(Data records)
□ □ □ □ □

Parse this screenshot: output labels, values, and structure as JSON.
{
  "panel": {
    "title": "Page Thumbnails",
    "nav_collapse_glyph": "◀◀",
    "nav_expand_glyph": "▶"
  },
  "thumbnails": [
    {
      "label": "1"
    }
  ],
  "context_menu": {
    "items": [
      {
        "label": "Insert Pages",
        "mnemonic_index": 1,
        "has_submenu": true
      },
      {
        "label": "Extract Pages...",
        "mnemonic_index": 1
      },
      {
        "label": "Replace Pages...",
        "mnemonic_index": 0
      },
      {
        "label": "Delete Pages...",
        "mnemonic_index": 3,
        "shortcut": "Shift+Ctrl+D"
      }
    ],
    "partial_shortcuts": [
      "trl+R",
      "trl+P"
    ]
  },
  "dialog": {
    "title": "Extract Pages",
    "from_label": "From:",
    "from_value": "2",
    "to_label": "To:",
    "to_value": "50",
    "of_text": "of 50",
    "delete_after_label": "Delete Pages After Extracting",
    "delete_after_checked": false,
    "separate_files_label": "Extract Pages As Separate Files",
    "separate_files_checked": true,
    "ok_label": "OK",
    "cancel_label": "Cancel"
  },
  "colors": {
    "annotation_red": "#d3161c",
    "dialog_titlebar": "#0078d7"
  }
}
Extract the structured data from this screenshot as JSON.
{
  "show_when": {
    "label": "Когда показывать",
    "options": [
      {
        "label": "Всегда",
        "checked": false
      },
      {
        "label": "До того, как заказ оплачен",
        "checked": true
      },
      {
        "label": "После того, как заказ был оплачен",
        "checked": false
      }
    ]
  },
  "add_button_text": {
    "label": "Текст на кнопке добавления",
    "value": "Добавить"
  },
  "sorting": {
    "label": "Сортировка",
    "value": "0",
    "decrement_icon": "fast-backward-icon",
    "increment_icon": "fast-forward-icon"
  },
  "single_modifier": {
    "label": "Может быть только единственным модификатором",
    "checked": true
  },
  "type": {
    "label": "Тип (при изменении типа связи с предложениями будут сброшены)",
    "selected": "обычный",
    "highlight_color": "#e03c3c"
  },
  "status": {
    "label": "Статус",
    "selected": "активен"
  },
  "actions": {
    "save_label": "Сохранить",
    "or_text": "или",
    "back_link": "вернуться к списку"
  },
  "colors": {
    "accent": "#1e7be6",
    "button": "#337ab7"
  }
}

□ □ □ □ □

_Brief_. Extract all of the data exactly as written.

_Reply to the exercise_.
Parse this screenshot: output labels, values, and structure as JSON.
{
  "panel": {
    "title": "Page Thumbnails",
    "nav_collapse_glyph": "◀◀",
    "nav_expand_glyph": "▶"
  },
  "thumbnails": [
    {
      "label": "1"
    }
  ],
  "context_menu": {
    "items": [
      {
        "label": "Insert Pages",
        "mnemonic_index": 1,
        "has_submenu": true
      },
      {
        "label": "Extract Pages...",
        "mnemonic_index": 1
      },
      {
        "label": "Replace Pages...",
        "mnemonic_index": 0
      },
      {
        "label": "Delete Pages...",
        "mnemonic_index": 3,
        "shortcut": "Shift+Ctrl+D"
      }
    ],
    "partial_shortcuts": [
      "trl+R",
      "trl+P"
    ]
  },
  "dialog": {
    "title": "Extract Pages",
    "from_label": "From:",
    "from_value": "2",
    "to_label": "To:",
    "to_value": "50",
    "of_text": "of 50",
    "delete_after_label": "Delete Pages After Extracting",
    "delete_after_checked": false,
    "separate_files_label": "Extract Pages As Separate Files",
    "separate_files_checked": true,
    "ok_label": "OK",
    "cancel_label": "Cancel"
  },
  "colors": {
    "annotation_red": "#d3161c",
    "dialog_titlebar": "#0078d7"
  }
}
Extract the structured data from this screenshot as JSON.
{
  "show_when": {
    "label": "Когда показывать",
    "options": [
      {
        "label": "Всегда",
        "checked": false
      },
      {
        "label": "До того, как заказ оплачен",
        "checked": true
      },
      {
        "label": "После того, как заказ был оплачен",
        "checked": false
      }
    ]
  },
  "add_button_text": {
    "label": "Текст на кнопке добавления",
    "value": "Добавить"
  },
  "sorting": {
    "label": "Сортировка",
    "value": "0",
    "decrement_icon": "fast-backward-icon",
    "increment_icon": "fast-forward-icon"
  },
  "single_modifier": {
    "label": "Может быть только единственным модификатором",
    "checked": true
  },
  "type": {
    "label": "Тип (при изменении типа связи с предложениями будут сброшены)",
    "selected": "обычный",
    "highlight_color": "#e03c3c"
  },
  "status": {
    "label": "Статус",
    "selected": "активен"
  },
  "actions": {
    "save_label": "Сохранить",
    "or_text": "или",
    "back_link": "вернуться к списку"
  },
  "colors": {
    "accent": "#1e7be6",
    "button": "#337ab7"
  }
}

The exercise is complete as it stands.